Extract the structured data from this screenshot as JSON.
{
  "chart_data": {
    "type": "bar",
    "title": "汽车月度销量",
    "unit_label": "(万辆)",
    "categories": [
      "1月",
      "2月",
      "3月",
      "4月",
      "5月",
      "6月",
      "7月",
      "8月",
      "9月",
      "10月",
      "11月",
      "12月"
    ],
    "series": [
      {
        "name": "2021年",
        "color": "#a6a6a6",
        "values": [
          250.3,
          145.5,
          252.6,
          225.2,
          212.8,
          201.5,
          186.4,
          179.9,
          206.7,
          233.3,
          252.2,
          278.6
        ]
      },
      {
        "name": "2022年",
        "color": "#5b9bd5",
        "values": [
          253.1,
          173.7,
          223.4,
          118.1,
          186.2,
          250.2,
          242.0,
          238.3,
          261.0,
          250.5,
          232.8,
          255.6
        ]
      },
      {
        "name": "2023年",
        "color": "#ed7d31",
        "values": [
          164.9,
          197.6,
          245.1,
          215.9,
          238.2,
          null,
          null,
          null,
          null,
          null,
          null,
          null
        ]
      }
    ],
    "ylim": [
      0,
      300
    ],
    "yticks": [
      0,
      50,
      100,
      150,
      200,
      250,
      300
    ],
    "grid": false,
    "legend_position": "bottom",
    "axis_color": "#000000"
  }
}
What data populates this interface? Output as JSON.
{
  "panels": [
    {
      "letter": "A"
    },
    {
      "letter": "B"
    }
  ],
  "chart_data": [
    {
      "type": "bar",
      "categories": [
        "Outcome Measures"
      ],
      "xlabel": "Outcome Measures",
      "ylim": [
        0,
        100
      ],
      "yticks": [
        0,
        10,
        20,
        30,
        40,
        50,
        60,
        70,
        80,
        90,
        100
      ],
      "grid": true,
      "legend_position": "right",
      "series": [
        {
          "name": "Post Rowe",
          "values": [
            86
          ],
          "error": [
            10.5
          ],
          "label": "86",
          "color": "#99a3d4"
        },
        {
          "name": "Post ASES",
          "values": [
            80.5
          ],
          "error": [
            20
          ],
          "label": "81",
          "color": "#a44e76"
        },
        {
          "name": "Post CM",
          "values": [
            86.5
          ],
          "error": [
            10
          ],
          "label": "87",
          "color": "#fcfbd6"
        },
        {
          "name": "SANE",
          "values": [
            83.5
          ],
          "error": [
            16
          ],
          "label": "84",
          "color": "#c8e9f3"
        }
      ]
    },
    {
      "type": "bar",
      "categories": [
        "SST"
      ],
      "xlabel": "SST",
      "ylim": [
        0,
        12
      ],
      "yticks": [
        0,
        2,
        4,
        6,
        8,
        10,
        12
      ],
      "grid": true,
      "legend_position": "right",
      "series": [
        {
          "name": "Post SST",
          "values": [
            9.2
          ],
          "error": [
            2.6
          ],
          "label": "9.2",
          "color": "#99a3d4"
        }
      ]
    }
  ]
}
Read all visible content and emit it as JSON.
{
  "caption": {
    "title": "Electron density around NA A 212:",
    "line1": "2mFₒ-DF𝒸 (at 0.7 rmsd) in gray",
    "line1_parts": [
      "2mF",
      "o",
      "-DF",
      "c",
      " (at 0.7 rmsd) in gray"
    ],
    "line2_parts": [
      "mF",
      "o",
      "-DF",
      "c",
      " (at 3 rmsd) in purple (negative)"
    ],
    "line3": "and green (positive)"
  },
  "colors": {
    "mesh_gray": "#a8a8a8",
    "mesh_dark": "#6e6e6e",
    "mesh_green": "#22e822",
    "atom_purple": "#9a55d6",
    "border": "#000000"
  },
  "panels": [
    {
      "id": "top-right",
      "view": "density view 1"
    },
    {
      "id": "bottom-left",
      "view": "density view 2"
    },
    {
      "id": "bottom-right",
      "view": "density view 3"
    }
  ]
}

▶ **Exercise**: Report each line in the data that holds the word "right".

▶ **Response to this task**:
      "legend_position": "right",
      "legend_position": "right",
      "id": "top-right",
      "id": "bottom-right",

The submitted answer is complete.